**Exercise objective:** Below are some records. How many of their lines contain the string "osób"? Give the number only.

**Data for this exercise:**
>> START

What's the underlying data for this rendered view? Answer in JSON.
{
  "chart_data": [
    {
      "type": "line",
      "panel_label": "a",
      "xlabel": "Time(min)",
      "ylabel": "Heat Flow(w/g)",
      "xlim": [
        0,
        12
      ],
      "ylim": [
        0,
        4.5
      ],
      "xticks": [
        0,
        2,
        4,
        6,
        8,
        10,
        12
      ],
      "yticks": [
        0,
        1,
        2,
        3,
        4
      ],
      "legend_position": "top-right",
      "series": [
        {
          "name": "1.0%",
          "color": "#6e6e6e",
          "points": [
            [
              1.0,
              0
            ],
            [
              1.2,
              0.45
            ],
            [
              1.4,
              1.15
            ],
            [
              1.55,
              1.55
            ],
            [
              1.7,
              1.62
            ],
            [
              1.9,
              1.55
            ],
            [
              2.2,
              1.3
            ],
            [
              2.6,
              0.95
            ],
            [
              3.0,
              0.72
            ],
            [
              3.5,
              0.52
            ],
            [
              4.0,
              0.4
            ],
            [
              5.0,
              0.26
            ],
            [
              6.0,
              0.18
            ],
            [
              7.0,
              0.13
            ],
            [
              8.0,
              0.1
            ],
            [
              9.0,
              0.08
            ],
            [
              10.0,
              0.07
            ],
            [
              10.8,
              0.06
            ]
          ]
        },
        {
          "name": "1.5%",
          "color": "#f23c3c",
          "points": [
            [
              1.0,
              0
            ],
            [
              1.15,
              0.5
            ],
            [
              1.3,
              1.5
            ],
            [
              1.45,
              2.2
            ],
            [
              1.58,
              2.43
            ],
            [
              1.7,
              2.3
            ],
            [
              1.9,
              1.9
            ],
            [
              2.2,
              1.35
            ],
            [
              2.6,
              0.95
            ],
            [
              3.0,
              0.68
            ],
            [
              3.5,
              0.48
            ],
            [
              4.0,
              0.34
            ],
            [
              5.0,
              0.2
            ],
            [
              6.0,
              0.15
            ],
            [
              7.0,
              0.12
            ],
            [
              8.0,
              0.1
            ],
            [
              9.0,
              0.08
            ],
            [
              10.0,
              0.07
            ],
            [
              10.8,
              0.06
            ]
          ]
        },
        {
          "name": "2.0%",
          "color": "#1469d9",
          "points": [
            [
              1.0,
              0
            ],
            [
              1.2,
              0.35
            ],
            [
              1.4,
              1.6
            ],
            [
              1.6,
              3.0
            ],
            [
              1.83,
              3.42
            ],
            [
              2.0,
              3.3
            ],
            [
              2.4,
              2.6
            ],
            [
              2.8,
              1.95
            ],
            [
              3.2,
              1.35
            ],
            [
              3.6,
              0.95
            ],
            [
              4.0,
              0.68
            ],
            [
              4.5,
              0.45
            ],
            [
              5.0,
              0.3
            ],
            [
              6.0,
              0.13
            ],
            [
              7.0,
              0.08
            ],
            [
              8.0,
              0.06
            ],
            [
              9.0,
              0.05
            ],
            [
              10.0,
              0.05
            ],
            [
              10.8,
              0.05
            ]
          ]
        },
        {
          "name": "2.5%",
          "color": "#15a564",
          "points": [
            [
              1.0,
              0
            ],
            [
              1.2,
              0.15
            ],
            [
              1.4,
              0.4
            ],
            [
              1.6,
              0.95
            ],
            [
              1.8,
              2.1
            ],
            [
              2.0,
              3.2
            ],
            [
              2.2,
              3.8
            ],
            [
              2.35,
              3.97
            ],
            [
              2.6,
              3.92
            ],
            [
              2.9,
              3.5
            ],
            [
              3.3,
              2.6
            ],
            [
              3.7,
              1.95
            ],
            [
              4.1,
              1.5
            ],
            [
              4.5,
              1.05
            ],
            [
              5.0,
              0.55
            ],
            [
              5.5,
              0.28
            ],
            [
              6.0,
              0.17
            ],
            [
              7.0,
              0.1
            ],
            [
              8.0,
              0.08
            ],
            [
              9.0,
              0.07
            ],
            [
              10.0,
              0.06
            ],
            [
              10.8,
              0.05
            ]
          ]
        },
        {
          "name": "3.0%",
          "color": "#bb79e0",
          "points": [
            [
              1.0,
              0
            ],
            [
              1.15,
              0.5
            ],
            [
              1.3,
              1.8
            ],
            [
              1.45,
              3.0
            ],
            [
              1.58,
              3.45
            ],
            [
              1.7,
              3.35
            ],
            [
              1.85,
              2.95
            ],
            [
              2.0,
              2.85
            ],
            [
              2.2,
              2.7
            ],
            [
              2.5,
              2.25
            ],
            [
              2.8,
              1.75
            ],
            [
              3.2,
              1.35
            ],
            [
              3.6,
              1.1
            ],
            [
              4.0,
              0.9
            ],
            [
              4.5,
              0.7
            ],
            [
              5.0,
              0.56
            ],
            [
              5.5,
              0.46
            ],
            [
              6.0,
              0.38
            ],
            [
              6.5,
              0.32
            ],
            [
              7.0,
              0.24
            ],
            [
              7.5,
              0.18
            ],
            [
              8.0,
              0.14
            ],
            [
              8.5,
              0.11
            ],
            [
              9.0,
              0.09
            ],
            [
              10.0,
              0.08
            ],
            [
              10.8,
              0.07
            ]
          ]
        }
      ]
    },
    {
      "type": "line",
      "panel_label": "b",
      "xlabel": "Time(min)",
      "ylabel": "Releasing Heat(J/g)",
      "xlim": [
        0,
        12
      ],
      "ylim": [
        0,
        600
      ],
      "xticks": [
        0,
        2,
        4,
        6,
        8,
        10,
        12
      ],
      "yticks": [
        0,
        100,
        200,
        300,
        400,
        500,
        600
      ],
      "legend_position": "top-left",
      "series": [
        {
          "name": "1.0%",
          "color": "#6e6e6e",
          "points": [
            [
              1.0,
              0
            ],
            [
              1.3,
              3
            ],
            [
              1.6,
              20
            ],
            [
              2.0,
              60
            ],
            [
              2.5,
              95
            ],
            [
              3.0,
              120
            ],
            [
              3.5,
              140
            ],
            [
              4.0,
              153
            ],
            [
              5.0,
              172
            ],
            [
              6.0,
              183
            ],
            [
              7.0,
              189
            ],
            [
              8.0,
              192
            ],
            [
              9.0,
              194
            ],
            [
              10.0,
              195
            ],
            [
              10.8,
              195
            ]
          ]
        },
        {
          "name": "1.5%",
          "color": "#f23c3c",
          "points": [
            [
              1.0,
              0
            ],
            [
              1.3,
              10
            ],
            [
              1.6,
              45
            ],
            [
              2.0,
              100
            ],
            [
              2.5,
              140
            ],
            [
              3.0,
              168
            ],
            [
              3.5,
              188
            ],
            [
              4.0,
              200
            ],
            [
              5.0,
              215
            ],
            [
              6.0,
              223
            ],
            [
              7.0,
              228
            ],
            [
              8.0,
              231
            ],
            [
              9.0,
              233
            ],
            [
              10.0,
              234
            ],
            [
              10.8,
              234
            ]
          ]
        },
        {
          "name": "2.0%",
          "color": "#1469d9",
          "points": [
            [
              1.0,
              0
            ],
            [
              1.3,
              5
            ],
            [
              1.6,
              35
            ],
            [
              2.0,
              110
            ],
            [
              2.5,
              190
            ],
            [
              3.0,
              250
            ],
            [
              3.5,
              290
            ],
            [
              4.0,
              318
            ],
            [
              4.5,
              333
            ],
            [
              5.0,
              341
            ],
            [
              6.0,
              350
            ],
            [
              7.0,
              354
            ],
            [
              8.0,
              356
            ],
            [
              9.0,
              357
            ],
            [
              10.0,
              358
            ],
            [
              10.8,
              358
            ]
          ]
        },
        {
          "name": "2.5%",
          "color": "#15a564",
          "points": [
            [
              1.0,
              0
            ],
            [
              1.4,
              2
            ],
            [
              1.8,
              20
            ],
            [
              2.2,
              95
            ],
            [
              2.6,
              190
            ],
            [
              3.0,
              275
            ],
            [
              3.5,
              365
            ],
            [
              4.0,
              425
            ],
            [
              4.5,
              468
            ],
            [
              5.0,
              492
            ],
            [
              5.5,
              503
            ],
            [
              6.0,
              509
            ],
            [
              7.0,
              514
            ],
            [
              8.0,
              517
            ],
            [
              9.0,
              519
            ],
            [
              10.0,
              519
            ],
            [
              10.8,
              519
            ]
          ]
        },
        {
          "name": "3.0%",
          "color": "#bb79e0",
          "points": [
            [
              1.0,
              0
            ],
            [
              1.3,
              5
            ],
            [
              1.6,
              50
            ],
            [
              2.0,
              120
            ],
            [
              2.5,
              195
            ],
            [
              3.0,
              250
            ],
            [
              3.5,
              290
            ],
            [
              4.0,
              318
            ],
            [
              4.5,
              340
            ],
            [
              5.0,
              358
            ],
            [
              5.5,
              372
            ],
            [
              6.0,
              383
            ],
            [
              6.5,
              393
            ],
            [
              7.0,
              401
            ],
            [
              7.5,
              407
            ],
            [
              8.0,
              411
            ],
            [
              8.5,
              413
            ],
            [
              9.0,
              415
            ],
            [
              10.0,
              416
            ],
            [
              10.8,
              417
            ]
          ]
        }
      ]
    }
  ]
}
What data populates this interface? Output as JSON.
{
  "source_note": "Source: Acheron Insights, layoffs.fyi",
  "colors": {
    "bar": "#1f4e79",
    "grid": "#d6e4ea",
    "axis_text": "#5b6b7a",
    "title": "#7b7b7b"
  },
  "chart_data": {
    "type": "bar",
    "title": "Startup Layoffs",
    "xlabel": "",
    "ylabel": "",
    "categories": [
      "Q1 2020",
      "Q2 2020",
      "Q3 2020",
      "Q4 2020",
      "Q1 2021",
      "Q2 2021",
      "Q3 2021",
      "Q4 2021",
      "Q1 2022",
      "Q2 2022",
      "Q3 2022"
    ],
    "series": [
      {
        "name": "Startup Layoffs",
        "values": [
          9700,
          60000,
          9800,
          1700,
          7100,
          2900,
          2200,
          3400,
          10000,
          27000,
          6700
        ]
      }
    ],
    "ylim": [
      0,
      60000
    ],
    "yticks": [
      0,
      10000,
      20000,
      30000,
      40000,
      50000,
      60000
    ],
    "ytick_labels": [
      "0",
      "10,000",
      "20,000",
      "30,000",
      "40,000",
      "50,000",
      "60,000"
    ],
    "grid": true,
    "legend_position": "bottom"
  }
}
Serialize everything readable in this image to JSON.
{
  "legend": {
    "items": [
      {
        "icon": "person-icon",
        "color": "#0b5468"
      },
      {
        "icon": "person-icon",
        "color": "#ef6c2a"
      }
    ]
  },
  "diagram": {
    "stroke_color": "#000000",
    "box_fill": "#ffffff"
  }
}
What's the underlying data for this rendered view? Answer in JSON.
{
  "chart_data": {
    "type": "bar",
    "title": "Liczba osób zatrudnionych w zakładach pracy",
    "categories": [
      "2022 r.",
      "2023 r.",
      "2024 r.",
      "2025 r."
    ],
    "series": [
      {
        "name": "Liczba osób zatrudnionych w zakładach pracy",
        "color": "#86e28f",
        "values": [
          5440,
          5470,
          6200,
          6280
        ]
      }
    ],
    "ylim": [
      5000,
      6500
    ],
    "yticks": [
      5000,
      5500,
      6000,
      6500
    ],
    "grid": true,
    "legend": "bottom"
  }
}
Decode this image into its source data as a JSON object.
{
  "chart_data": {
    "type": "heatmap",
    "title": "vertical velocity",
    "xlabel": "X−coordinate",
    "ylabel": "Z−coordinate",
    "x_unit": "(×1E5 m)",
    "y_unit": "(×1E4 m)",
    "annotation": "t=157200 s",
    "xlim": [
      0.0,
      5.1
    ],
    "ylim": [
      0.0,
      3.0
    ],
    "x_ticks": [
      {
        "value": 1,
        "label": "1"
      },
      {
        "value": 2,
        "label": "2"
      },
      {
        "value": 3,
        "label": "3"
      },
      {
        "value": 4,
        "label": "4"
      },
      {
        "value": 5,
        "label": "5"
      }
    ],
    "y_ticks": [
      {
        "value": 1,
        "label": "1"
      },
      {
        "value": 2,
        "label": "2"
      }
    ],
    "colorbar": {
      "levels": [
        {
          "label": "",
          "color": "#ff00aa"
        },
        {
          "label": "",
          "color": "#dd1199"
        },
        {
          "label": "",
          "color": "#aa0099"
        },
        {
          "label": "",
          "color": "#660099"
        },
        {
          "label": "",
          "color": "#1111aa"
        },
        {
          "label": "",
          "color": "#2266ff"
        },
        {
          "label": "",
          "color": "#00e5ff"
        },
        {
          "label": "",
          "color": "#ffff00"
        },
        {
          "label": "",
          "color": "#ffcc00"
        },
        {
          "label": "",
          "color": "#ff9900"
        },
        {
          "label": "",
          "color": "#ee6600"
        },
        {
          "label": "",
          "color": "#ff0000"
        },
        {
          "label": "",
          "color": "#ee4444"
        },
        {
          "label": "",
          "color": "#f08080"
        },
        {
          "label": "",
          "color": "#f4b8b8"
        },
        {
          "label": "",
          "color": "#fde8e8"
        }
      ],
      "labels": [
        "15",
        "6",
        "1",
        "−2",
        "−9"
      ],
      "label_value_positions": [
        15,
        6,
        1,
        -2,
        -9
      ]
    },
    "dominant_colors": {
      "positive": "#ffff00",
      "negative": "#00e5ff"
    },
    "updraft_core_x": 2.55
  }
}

>> END

**Answer for the task:** 2